Task inputs
^^^^

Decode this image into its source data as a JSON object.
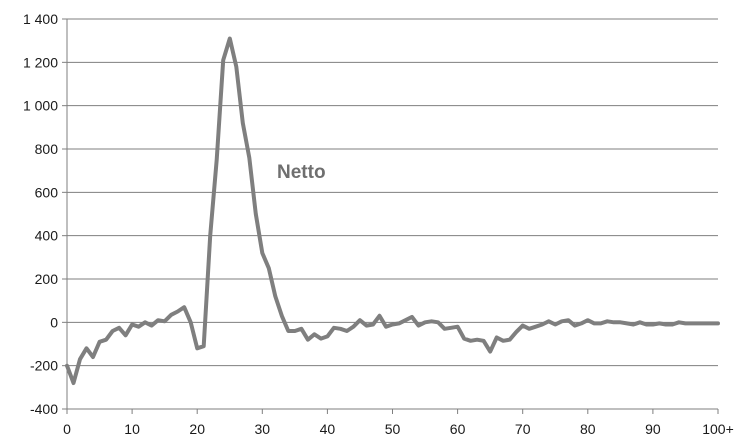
{
  "chart_data": {
    "type": "line",
    "title": "",
    "xlabel": "",
    "ylabel": "",
    "xlim": [
      0,
      100
    ],
    "ylim": [
      -400,
      1400
    ],
    "y_ticks": [
      -400,
      -200,
      0,
      200,
      400,
      600,
      800,
      1000,
      1200,
      1400
    ],
    "y_tick_labels": [
      "-400",
      "-200",
      "0",
      "200",
      "400",
      "600",
      "800",
      "1 000",
      "1 200",
      "1 400"
    ],
    "x_ticks": [
      0,
      10,
      20,
      30,
      40,
      50,
      60,
      70,
      80,
      90,
      100
    ],
    "x_tick_labels": [
      "0",
      "10",
      "20",
      "30",
      "40",
      "50",
      "60",
      "70",
      "80",
      "90",
      "100+"
    ],
    "grid": "horizontal",
    "colors": {
      "line": "#7f7f7f",
      "grid": "#7f7f7f",
      "axis": "#7f7f7f",
      "label": "#6f6f6f"
    },
    "series": [
      {
        "name": "Netto",
        "x": [
          0,
          1,
          2,
          3,
          4,
          5,
          6,
          7,
          8,
          9,
          10,
          11,
          12,
          13,
          14,
          15,
          16,
          17,
          18,
          19,
          20,
          21,
          22,
          23,
          24,
          25,
          26,
          27,
          28,
          29,
          30,
          31,
          32,
          33,
          34,
          35,
          36,
          37,
          38,
          39,
          40,
          41,
          42,
          43,
          44,
          45,
          46,
          47,
          48,
          49,
          50,
          51,
          52,
          53,
          54,
          55,
          56,
          57,
          58,
          59,
          60,
          61,
          62,
          63,
          64,
          65,
          66,
          67,
          68,
          69,
          70,
          71,
          72,
          73,
          74,
          75,
          76,
          77,
          78,
          79,
          80,
          81,
          82,
          83,
          84,
          85,
          86,
          87,
          88,
          89,
          90,
          91,
          92,
          93,
          94,
          95,
          96,
          97,
          98,
          99,
          100
        ],
        "values": [
          -200,
          -280,
          -170,
          -120,
          -160,
          -90,
          -80,
          -40,
          -25,
          -60,
          -10,
          -20,
          0,
          -15,
          10,
          5,
          35,
          50,
          70,
          0,
          -120,
          -110,
          400,
          750,
          1210,
          1310,
          1180,
          920,
          760,
          500,
          320,
          250,
          120,
          30,
          -40,
          -40,
          -30,
          -80,
          -55,
          -75,
          -65,
          -25,
          -30,
          -40,
          -20,
          10,
          -15,
          -10,
          30,
          -20,
          -10,
          -5,
          10,
          25,
          -15,
          0,
          5,
          0,
          -30,
          -25,
          -20,
          -75,
          -85,
          -80,
          -85,
          -135,
          -70,
          -85,
          -80,
          -45,
          -15,
          -30,
          -20,
          -10,
          5,
          -10,
          5,
          10,
          -15,
          -5,
          10,
          -5,
          -5,
          5,
          0,
          0,
          -5,
          -10,
          0,
          -10,
          -10,
          -5,
          -10,
          -10,
          0,
          -5,
          -5,
          -5,
          -5,
          -5,
          -5
        ]
      }
    ]
  }
}
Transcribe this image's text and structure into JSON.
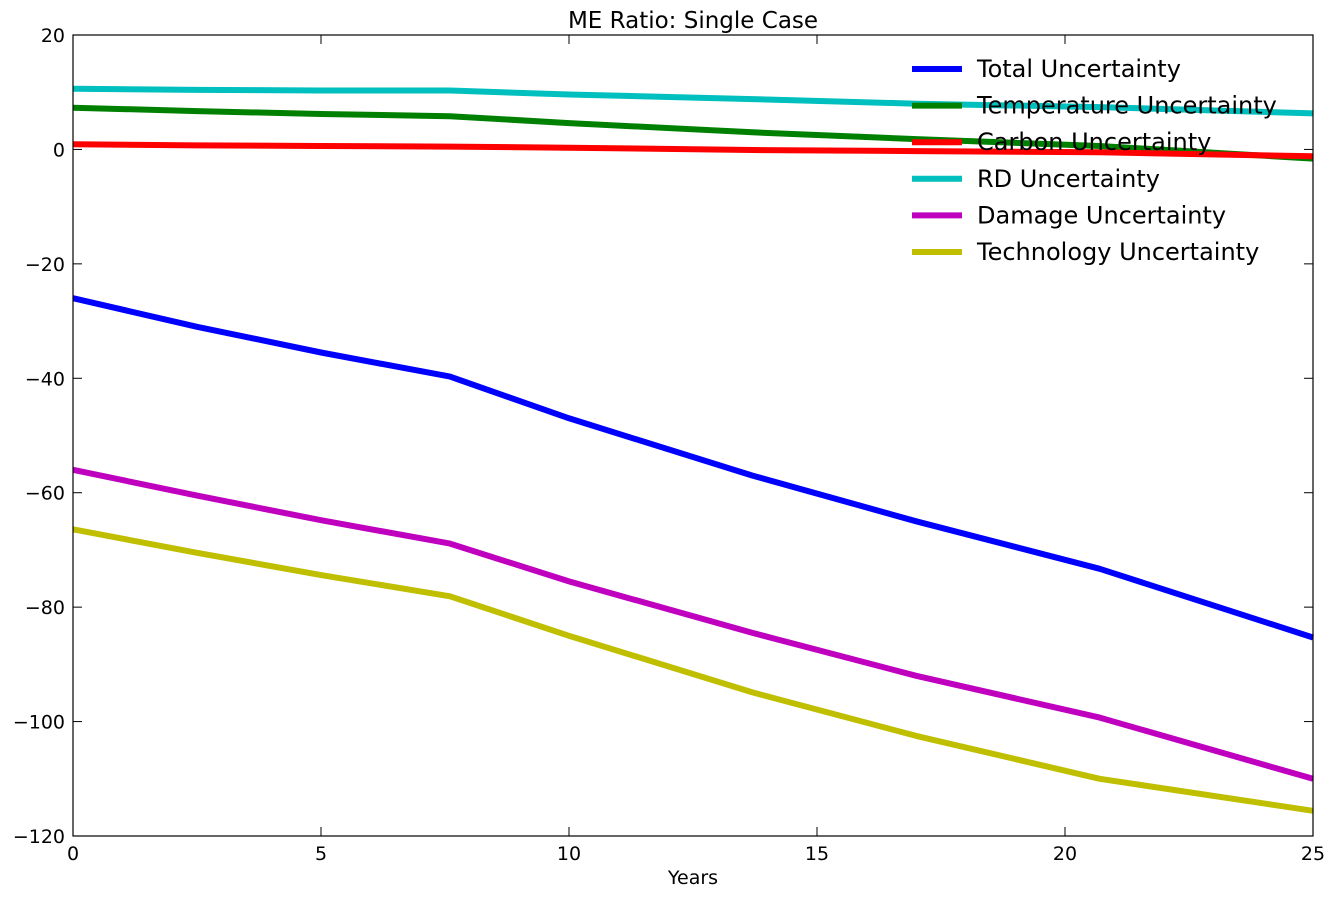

^^^^

Exercise prompt
Only lines with the word "into" are wanted, so copy each one from the records.

Reply
Decode this image into its source data as a JSON object.
Transcribe this image's text and structure into JSON.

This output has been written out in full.